* _Exercise_: Please identify every line in the listing that contains the string "axis", matching case exactly, and copy each of those lines.

[Annotated region listings]
* start *

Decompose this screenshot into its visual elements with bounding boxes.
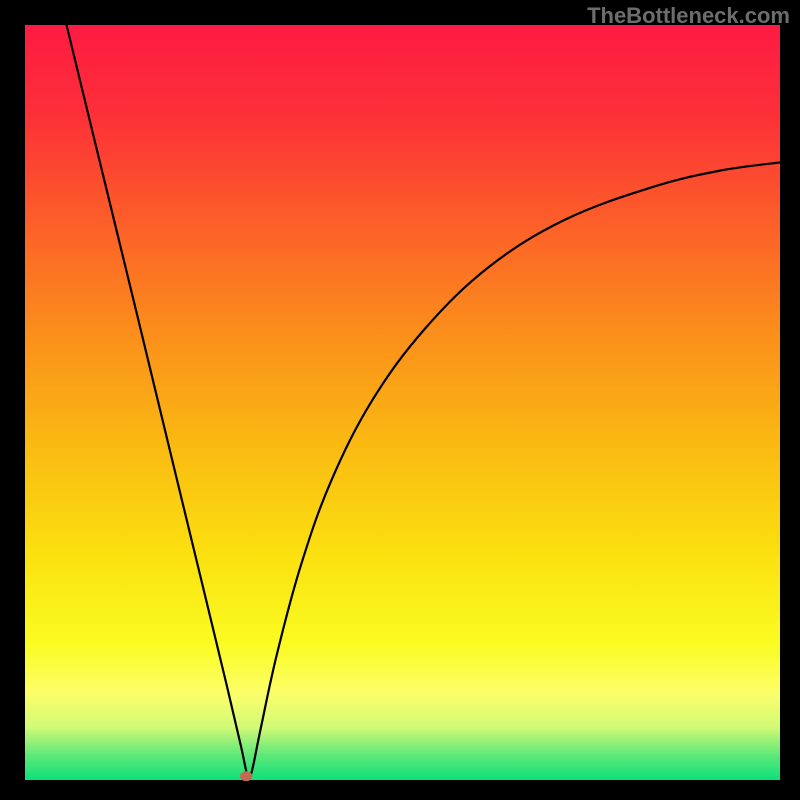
chart-svg bbox=[0, 0, 800, 800]
plot-area bbox=[25, 25, 780, 780]
chart-container: TheBottleneck.com bbox=[0, 0, 800, 800]
minimum-marker bbox=[240, 771, 252, 781]
watermark-text: TheBottleneck.com bbox=[587, 3, 790, 29]
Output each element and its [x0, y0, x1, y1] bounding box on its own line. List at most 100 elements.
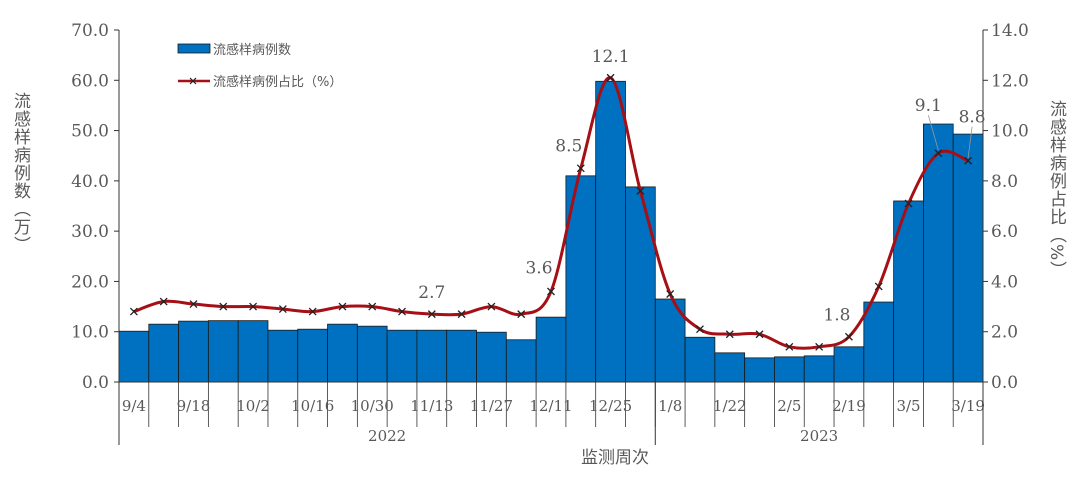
- line-marker: [636, 186, 645, 195]
- x-tick-label: 9/4: [122, 397, 146, 415]
- line-marker: [427, 310, 436, 319]
- x-tick-label: 3/19: [951, 397, 985, 415]
- x-tick-label: 1/8: [658, 397, 682, 415]
- line-marker: [517, 310, 526, 319]
- line-marker: [606, 73, 615, 82]
- bar: [863, 301, 895, 383]
- line-marker: [308, 307, 317, 316]
- data-label: 12.1: [592, 47, 630, 67]
- x-tick-label: 9/18: [177, 397, 211, 415]
- line-marker: [278, 305, 287, 314]
- line-marker: [576, 164, 585, 173]
- line-marker: [696, 325, 704, 334]
- line-marker: [815, 342, 824, 351]
- right-tick-label: 10.0: [991, 122, 1029, 142]
- data-label: 8.8: [959, 108, 986, 128]
- year-label: 2022: [368, 427, 406, 445]
- left-tick-label: 30.0: [71, 222, 109, 242]
- bar: [774, 356, 805, 383]
- left-tick-label: 40.0: [71, 172, 109, 192]
- data-label: 1.8: [823, 306, 850, 326]
- legend-bar-label: 流感样病例数: [213, 42, 291, 58]
- bar: [297, 328, 328, 383]
- line-marker: [666, 290, 675, 298]
- x-tick-label: 10/30: [351, 397, 394, 415]
- data-label: 8.5: [555, 136, 582, 156]
- bar: [237, 320, 269, 383]
- line-marker: [159, 297, 168, 306]
- bar: [118, 330, 150, 383]
- x-tick-label: 1/22: [713, 397, 747, 415]
- right-tick-label: 4.0: [991, 272, 1018, 292]
- line-marker: [725, 330, 734, 339]
- line-marker: [129, 307, 138, 316]
- bar: [595, 80, 626, 383]
- line-marker: [844, 332, 853, 341]
- line-marker: [189, 300, 198, 309]
- left-tick-label: 10.0: [71, 323, 109, 343]
- bar: [714, 352, 746, 383]
- bar: [833, 346, 865, 383]
- bar: [416, 329, 448, 383]
- right-tick-label: 12.0: [991, 71, 1029, 91]
- bar: [535, 316, 567, 383]
- left-tick-label: 0.0: [82, 373, 109, 393]
- right-tick-label: 6.0: [991, 222, 1018, 242]
- right-tick-label: 2.0: [991, 323, 1018, 343]
- bar: [684, 336, 716, 383]
- x-axis-title: 监测周次: [581, 448, 649, 468]
- line-marker: [964, 156, 973, 165]
- left-tick-label: 50.0: [71, 122, 109, 142]
- data-label: 9.1: [915, 96, 942, 116]
- left-tick-label: 20.0: [71, 272, 109, 292]
- bar: [356, 325, 388, 383]
- line-marker: [219, 302, 228, 311]
- bar: [267, 329, 299, 383]
- right-tick-label: 14.0: [991, 21, 1029, 41]
- year-label: 2023: [800, 427, 838, 445]
- bar: [952, 133, 984, 383]
- line-marker: [368, 302, 377, 311]
- x-tick-label: 11/27: [470, 397, 513, 415]
- bar: [803, 355, 835, 383]
- right-tick-label: 8.0: [991, 172, 1018, 192]
- bar: [505, 339, 537, 383]
- line-marker: [547, 287, 555, 296]
- line-marker: [249, 302, 258, 311]
- line-marker: [398, 307, 406, 316]
- data-label: 3.6: [525, 258, 552, 278]
- bar: [148, 323, 179, 383]
- line-marker: [487, 302, 496, 311]
- legend-line-label: 流感样病例占比（%）: [213, 74, 342, 90]
- bar: [386, 329, 418, 383]
- left-tick-label: 60.0: [71, 71, 109, 91]
- data-label: 2.7: [418, 283, 445, 303]
- bar: [207, 320, 239, 383]
- right-tick-label: 0.0: [991, 373, 1018, 393]
- right-axis-title: 流感样病例占比（%）: [1046, 100, 1066, 280]
- bar: [625, 186, 656, 383]
- left-tick-label: 70.0: [71, 21, 109, 41]
- bar: [327, 323, 358, 383]
- annotation-leader: [967, 126, 973, 158]
- bar: [178, 320, 209, 383]
- x-tick-label: 2/5: [777, 397, 801, 415]
- line-marker: [874, 282, 883, 291]
- line-marker: [457, 310, 466, 319]
- legend-line-marker: [189, 77, 197, 85]
- x-tick-label: 12/11: [529, 397, 572, 415]
- bar: [744, 357, 775, 383]
- line-marker: [934, 149, 943, 158]
- x-tick-label: 2/19: [832, 397, 866, 415]
- line-marker: [904, 199, 913, 208]
- left-axis-title: 流感样病例数（万）: [10, 92, 30, 254]
- x-tick-label: 10/2: [236, 397, 270, 415]
- x-tick-label: 10/16: [291, 397, 334, 415]
- line-marker: [755, 330, 764, 339]
- bar: [446, 329, 477, 383]
- annotation-leader: [927, 115, 939, 151]
- line-marker: [785, 342, 794, 351]
- bar: [476, 331, 507, 383]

* end *

* _Solution for this problem_:
- x-axis-title: 监测周次: [581, 448, 649, 468]
- right-axis-title: 流感样病例占比（%）: [1046, 100, 1066, 280]
- left-axis-title: 流感样病例数（万）: [10, 92, 30, 254]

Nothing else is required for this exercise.